Dove il prosciutto è in crosta

Dall'Impero austriaco alla cucina friulana, la tradizione del prosciutto in crosta merita di essere conosciuta ma soprattutto assaggiata!

Dove il prosciutto è in crosta

«[…] I piatti furono cambiati di nuovo. Comparve un enorme prosciutto dalla crosta impanata, rosso mattone, affumicato e cotto, con salsa di scalogno bruna e aspretta e con una tale quantità di legumi che da un solo piatto tutti si sarebbero potuti saziare. Lebrecht Kröger si assunse la funzione dello scalco. I gomiti leggermente rialzati, i lunghi indici distesi sul dorso del coltello e della forchetta, tagliò con precauzione le fette sugose. Fu servito anche il capolavoro della moglie del console, la “terrina russa”, una composta di varia frutta conservata sotto spirito e piccante.» (Thomas Mann, I Buddenbrook, trad. it. F. Jesi e S. Speciale Scalia, Garzanti, Milano 2003)

......

** SFIDA **
Riprendi per favore il testo sul prosciutto in crosta e proseguilo dopo la citazione dai Buddenbrook con cui termina.

......

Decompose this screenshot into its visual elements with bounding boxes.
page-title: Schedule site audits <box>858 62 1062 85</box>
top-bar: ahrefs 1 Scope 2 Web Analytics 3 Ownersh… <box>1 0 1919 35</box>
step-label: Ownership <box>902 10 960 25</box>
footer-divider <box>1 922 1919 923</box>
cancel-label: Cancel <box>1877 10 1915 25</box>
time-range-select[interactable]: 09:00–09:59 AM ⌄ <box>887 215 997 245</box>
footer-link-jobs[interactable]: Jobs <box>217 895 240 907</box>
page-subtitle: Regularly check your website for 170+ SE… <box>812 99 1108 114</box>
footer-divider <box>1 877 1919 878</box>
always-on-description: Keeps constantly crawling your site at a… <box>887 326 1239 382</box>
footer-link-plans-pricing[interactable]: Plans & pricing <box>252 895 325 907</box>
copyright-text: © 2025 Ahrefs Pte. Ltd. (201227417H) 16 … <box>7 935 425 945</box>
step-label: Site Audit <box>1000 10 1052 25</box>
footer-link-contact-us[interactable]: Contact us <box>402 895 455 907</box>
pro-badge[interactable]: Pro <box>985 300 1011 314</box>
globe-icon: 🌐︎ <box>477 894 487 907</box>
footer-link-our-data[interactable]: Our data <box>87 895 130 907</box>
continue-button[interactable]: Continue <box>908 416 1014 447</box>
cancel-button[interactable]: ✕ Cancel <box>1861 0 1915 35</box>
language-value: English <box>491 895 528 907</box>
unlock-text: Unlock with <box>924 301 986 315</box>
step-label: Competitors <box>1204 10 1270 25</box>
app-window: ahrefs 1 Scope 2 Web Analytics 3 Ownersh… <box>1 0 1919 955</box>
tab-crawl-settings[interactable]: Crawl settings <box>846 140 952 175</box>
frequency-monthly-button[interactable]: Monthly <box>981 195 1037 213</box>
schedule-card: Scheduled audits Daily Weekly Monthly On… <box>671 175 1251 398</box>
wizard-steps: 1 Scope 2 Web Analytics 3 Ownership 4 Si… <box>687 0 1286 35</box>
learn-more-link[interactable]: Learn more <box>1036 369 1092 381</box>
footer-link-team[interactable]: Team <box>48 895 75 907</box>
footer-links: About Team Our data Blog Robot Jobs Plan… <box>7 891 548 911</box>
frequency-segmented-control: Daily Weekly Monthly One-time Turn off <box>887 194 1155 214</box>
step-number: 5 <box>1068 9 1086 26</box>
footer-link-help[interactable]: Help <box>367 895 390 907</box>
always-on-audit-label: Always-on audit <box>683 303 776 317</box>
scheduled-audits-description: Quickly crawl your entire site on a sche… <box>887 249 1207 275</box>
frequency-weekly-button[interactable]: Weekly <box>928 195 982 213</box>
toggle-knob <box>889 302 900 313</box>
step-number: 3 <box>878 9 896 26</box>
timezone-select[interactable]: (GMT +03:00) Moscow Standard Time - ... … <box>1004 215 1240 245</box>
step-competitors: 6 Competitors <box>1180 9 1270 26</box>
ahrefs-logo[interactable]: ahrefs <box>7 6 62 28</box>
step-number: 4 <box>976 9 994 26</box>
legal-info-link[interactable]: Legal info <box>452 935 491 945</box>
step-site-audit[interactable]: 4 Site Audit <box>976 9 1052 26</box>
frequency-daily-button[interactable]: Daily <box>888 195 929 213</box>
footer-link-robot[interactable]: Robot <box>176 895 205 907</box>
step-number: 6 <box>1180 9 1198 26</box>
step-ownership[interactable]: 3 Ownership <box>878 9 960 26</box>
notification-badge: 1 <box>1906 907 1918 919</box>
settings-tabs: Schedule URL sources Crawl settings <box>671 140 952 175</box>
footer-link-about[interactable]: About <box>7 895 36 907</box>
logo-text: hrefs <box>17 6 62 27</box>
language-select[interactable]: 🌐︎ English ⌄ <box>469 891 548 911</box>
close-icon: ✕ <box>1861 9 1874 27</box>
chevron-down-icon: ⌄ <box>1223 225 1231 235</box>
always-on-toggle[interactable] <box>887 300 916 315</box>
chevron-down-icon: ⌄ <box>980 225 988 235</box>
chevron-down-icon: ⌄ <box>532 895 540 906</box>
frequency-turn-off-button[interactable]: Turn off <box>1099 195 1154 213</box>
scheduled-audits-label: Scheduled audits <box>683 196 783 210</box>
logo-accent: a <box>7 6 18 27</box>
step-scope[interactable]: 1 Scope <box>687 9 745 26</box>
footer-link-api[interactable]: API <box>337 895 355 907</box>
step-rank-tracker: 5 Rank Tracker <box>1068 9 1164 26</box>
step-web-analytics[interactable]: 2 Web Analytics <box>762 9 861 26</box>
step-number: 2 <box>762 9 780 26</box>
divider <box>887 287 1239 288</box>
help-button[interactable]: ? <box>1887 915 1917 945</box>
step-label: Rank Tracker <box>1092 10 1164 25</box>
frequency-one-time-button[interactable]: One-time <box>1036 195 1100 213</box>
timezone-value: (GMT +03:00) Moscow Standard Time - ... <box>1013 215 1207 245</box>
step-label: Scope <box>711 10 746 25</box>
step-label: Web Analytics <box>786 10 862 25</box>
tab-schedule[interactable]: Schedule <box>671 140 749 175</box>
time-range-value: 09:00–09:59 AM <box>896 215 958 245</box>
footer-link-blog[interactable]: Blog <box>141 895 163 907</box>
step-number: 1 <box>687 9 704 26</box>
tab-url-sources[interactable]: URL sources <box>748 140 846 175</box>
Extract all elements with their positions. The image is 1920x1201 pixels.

......

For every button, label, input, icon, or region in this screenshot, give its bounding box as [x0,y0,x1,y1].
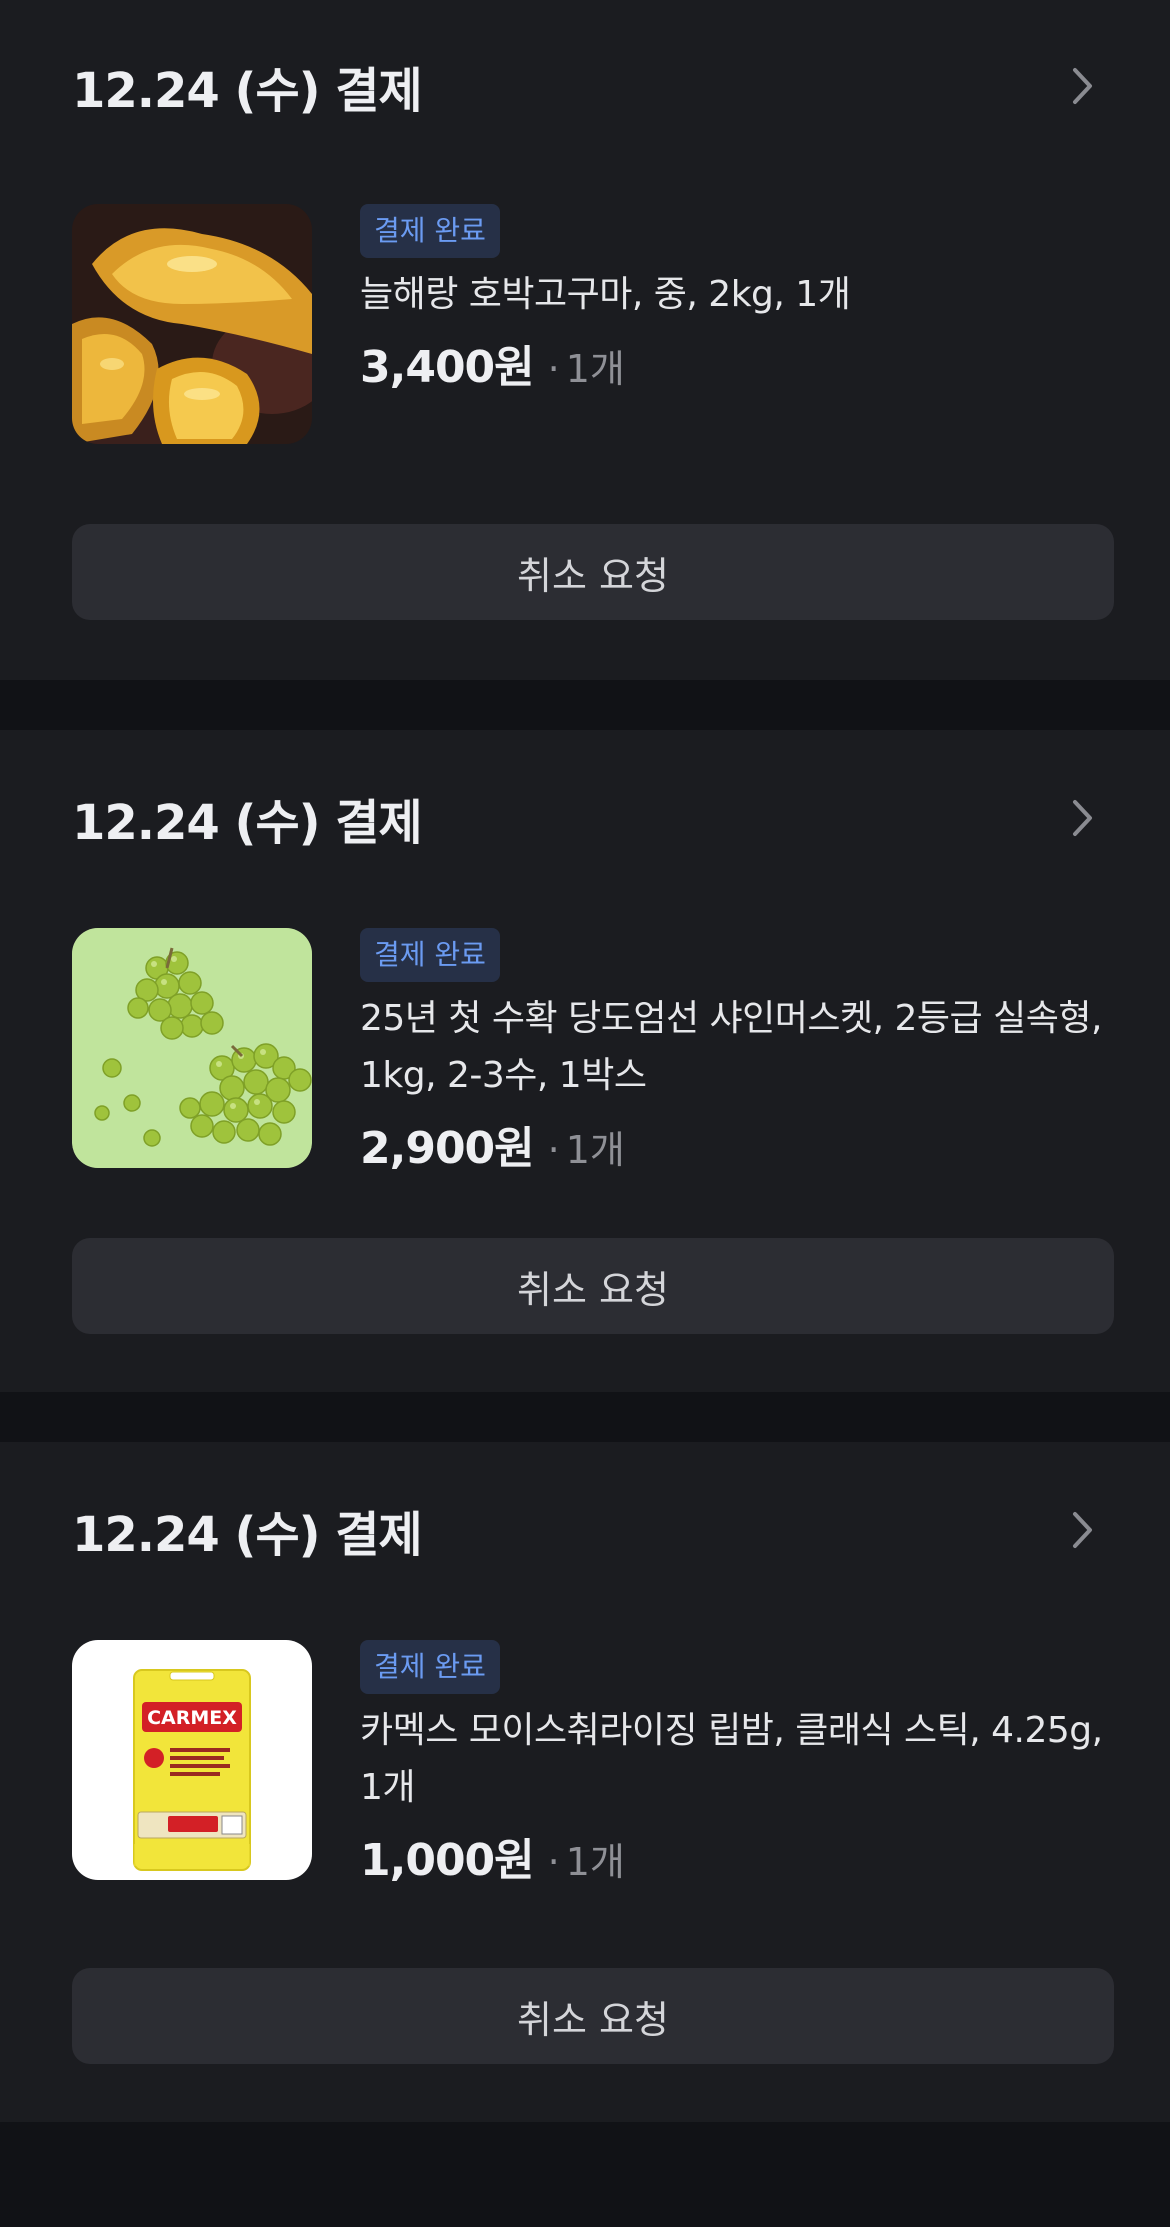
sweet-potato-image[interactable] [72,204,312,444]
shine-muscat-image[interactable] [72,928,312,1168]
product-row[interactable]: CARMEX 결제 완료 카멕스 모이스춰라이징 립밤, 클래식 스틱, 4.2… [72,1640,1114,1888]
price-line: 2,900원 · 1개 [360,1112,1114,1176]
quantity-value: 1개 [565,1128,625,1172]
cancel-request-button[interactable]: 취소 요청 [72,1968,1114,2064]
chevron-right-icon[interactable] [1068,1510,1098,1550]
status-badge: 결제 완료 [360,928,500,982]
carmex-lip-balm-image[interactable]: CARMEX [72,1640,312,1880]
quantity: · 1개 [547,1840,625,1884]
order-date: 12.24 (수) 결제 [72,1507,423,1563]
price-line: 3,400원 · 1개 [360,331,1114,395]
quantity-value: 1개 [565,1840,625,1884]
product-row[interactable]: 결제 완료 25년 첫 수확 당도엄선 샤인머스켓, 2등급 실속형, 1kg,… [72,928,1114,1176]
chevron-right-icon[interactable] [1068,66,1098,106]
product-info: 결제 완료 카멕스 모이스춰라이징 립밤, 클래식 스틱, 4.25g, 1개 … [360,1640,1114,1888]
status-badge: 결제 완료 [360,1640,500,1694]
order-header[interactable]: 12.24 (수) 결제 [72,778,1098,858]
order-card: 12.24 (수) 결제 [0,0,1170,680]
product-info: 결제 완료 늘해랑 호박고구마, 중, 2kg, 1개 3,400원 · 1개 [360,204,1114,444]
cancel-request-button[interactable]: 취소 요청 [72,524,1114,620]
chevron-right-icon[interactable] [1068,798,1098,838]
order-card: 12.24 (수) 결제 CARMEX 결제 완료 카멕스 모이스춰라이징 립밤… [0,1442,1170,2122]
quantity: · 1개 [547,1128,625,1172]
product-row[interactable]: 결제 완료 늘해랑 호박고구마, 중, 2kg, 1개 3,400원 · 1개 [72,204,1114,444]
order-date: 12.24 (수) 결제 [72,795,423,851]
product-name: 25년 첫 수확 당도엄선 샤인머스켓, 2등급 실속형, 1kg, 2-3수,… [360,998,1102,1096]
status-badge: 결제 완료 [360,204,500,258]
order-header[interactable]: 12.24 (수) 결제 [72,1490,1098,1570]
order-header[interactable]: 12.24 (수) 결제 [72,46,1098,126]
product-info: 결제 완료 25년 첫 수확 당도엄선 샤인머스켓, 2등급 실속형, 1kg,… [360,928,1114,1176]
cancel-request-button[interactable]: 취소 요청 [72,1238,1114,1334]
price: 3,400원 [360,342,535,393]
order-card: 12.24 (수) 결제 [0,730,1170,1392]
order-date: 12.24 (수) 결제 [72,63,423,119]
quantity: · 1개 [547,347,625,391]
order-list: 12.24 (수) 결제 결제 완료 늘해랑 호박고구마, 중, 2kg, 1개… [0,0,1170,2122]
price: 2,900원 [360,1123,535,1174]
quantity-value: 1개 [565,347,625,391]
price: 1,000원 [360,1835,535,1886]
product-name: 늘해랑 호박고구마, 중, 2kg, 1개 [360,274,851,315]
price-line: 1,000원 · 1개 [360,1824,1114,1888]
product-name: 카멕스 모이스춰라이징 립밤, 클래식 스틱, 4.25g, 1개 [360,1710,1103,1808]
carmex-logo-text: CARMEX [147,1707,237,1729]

......

** RISULTATO DELL'ESERCIZIO **
Stavolta partiamo da alcune righe di una delle opere più famose di Thomas Mann, per trovarvi un preciso riferimento ad una tradizione culinaria ancora oggi viva nel territorio friulano  Il prosciutto in crosta è infatti una preparazione che troviamo trai piatti tipici del Friuli Venezia Giulia e, in particolare, nella tradizione della cucina pasquale goriziana. Le attestazioni di questo piatto, quindi, si sovrappongono a quelle più note e ricorrenti di capretti ed agnelli pasquali, ma è bello rintracciarne le origini e le radici, perché sono molto lontane. 

Non sorprendetevi dunque se possiamo datare la prima tappa già al 181 a.C., quando all’epoca della conquista del Friuli da parte dei romani venne fondata la colonia di Aquileja, con tremila famiglie in gran parte provenienti dalla regione romana del Sannio. Alcune ricette dell’antica città friulana originata dai romani, sono tutt’ora in uso in queste terre: si parla di piatti come la brovada – rape acide finemente tagliate e stufate con del lardo, le sopes indorades di pane raffermo affettato, ammollato nel latte e poi impanato e fritto, servito con vincotto e miele, e poi la polenta, preparata anche prima dell’arrivo del mais utilizzando farine di differenti cereali, nonché la marcundéla, carne di maiale cotta avvolta nella sua rete.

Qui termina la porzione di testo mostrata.